**Given exercise:** Using the data below, repeat all of it precisely.

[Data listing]
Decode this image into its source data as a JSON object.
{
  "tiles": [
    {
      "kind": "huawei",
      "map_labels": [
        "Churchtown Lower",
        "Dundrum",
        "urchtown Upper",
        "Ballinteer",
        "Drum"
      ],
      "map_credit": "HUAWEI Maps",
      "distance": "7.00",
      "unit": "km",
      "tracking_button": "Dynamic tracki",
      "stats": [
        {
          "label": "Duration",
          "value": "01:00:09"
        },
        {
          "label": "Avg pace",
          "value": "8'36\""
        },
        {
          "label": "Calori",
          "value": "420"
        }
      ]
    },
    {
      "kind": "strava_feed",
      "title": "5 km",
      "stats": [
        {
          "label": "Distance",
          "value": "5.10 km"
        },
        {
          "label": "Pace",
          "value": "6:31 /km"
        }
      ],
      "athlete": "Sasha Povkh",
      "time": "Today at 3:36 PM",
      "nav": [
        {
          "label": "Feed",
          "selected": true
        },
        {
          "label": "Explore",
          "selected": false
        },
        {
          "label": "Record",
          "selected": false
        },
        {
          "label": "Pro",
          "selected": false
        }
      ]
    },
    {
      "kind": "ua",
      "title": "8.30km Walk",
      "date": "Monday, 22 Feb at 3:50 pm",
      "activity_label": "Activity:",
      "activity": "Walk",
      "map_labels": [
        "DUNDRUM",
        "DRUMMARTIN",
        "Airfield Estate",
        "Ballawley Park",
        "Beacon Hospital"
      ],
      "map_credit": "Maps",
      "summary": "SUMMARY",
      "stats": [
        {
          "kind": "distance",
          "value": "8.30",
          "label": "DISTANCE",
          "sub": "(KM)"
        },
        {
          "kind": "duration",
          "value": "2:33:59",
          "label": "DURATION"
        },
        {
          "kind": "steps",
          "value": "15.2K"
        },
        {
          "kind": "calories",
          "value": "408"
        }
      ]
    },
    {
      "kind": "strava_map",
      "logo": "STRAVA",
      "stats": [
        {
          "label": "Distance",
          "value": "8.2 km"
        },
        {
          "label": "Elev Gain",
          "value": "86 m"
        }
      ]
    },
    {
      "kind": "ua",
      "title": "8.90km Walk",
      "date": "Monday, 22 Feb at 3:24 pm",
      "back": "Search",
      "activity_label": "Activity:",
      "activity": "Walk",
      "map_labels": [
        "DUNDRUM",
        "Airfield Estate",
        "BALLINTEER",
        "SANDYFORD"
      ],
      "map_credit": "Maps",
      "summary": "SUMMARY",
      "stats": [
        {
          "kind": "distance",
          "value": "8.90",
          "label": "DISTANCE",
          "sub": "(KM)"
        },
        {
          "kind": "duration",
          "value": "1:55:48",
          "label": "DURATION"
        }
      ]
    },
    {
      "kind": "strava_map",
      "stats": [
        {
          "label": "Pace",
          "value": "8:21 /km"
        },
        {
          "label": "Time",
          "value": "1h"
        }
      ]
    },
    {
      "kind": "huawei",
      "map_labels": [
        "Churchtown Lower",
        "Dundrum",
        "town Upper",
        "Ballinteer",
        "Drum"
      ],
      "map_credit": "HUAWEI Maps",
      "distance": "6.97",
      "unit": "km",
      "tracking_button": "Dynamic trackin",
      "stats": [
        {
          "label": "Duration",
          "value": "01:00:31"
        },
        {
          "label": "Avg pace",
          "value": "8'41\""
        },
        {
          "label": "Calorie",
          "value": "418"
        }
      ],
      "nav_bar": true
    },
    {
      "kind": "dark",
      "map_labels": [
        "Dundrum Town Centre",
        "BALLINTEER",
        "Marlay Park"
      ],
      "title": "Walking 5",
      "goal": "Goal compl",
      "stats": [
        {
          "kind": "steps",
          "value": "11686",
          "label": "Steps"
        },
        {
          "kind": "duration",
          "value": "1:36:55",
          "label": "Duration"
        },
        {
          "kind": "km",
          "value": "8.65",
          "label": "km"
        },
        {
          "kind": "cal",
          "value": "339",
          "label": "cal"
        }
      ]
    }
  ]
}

**Correct output:**
Decode this image into its source data as a JSON object.
{
  "tiles": [
    {
      "kind": "huawei",
      "map_labels": [
        "Churchtown Lower",
        "Dundrum",
        "urchtown Upper",
        "Ballinteer",
        "Drum"
      ],
      "map_credit": "HUAWEI Maps",
      "distance": "7.00",
      "unit": "km",
      "tracking_button": "Dynamic tracki",
      "stats": [
        {
          "label": "Duration",
          "value": "01:00:09"
        },
        {
          "label": "Avg pace",
          "value": "8'36\""
        },
        {
          "label": "Calori",
          "value": "420"
        }
      ]
    },
    {
      "kind": "strava_feed",
      "title": "5 km",
      "stats": [
        {
          "label": "Distance",
          "value": "5.10 km"
        },
        {
          "label": "Pace",
          "value": "6:31 /km"
        }
      ],
      "athlete": "Sasha Povkh",
      "time": "Today at 3:36 PM",
      "nav": [
        {
          "label": "Feed",
          "selected": true
        },
        {
          "label": "Explore",
          "selected": false
        },
        {
          "label": "Record",
          "selected": false
        },
        {
          "label": "Pro",
          "selected": false
        }
      ]
    },
    {
      "kind": "ua",
      "title": "8.30km Walk",
      "date": "Monday, 22 Feb at 3:50 pm",
      "activity_label": "Activity:",
      "activity": "Walk",
      "map_labels": [
        "DUNDRUM",
        "DRUMMARTIN",
        "Airfield Estate",
        "Ballawley Park",
        "Beacon Hospital"
      ],
      "map_credit": "Maps",
      "summary": "SUMMARY",
      "stats": [
        {
          "kind": "distance",
          "value": "8.30",
          "label": "DISTANCE",
          "sub": "(KM)"
        },
        {
          "kind": "duration",
          "value": "2:33:59",
          "label": "DURATION"
        },
        {
          "kind": "steps",
          "value": "15.2K"
        },
        {
          "kind": "calories",
          "value": "408"
        }
      ]
    },
    {
      "kind": "strava_map",
      "logo": "STRAVA",
      "stats": [
        {
          "label": "Distance",
          "value": "8.2 km"
        },
        {
          "label": "Elev Gain",
          "value": "86 m"
        }
      ]
    },
    {
      "kind": "ua",
      "title": "8.90km Walk",
      "date": "Monday, 22 Feb at 3:24 pm",
      "back": "Search",
      "activity_label": "Activity:",
      "activity": "Walk",
      "map_labels": [
        "DUNDRUM",
        "Airfield Estate",
        "BALLINTEER",
        "SANDYFORD"
      ],
      "map_credit": "Maps",
      "summary": "SUMMARY",
      "stats": [
        {
          "kind": "distance",
          "value": "8.90",
          "label": "DISTANCE",
          "sub": "(KM)"
        },
        {
          "kind": "duration",
          "value": "1:55:48",
          "label": "DURATION"
        }
      ]
    },
    {
      "kind": "strava_map",
      "stats": [
        {
          "label": "Pace",
          "value": "8:21 /km"
        },
        {
          "label": "Time",
          "value": "1h"
        }
      ]
    },
    {
      "kind": "huawei",
      "map_labels": [
        "Churchtown Lower",
        "Dundrum",
        "town Upper",
        "Ballinteer",
        "Drum"
      ],
      "map_credit": "HUAWEI Maps",
      "distance": "6.97",
      "unit": "km",
      "tracking_button": "Dynamic trackin",
      "stats": [
        {
          "label": "Duration",
          "value": "01:00:31"
        },
        {
          "label": "Avg pace",
          "value": "8'41\""
        },
        {
          "label": "Calorie",
          "value": "418"
        }
      ],
      "nav_bar": true
    },
    {
      "kind": "dark",
      "map_labels": [
        "Dundrum Town Centre",
        "BALLINTEER",
        "Marlay Park"
      ],
      "title": "Walking 5",
      "goal": "Goal compl",
      "stats": [
        {
          "kind": "steps",
          "value": "11686",
          "label": "Steps"
        },
        {
          "kind": "duration",
          "value": "1:36:55",
          "label": "Duration"
        },
        {
          "kind": "km",
          "value": "8.65",
          "label": "km"
        },
        {
          "kind": "cal",
          "value": "339",
          "label": "cal"
        }
      ]
    }
  ]
}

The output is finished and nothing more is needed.